== AVAILABLE RECORDS
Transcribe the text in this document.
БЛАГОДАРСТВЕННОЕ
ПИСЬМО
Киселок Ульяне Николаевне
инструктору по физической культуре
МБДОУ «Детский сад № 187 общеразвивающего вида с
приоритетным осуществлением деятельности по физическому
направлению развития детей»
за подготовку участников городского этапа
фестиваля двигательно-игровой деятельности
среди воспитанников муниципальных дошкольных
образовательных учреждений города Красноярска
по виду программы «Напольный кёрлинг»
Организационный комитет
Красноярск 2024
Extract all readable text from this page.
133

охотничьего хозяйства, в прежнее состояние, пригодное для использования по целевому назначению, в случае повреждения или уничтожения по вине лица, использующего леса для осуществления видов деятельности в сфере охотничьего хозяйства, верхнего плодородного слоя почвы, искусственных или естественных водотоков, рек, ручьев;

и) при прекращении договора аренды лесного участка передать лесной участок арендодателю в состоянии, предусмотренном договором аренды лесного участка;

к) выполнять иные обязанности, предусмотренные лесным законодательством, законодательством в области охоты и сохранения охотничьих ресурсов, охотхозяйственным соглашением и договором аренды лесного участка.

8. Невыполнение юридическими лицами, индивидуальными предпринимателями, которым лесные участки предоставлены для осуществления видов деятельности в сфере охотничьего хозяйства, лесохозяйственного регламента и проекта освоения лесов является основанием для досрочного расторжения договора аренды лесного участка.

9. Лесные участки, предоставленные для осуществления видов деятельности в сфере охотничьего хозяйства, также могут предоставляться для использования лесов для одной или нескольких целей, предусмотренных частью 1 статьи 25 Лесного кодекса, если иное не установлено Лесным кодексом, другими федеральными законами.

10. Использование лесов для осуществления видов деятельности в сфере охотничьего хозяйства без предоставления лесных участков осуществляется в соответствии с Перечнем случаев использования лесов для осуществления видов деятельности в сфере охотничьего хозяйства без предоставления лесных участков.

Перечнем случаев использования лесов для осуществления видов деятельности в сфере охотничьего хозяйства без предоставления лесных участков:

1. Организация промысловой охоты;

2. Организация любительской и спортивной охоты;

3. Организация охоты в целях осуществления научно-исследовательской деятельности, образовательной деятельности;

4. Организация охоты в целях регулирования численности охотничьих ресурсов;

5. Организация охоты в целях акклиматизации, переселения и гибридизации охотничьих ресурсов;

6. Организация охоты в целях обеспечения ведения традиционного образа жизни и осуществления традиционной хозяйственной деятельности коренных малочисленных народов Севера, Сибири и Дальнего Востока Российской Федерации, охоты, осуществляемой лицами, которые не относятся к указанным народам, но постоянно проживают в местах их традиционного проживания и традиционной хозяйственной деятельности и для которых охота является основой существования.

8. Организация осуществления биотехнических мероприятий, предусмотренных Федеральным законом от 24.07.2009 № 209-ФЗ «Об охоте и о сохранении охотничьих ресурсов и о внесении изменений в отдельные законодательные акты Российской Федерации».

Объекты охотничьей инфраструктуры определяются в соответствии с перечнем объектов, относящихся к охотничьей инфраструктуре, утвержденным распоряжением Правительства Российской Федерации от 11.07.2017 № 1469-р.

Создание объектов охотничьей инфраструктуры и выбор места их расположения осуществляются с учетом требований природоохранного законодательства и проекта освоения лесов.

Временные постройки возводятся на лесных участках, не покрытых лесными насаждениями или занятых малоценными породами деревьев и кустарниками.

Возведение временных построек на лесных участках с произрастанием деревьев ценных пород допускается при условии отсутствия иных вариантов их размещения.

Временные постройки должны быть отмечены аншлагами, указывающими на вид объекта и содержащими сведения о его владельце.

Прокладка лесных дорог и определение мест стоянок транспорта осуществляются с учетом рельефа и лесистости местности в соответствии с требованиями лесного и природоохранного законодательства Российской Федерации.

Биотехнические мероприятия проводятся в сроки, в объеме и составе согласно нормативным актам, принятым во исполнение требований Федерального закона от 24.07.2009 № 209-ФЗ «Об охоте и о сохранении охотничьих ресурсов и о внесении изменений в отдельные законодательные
====
**AIM:**
Look back over the material above and state how many lines hold the word "изменений". Write the number and nothing else.

**ANSWER TO THE PROBLEM:**
2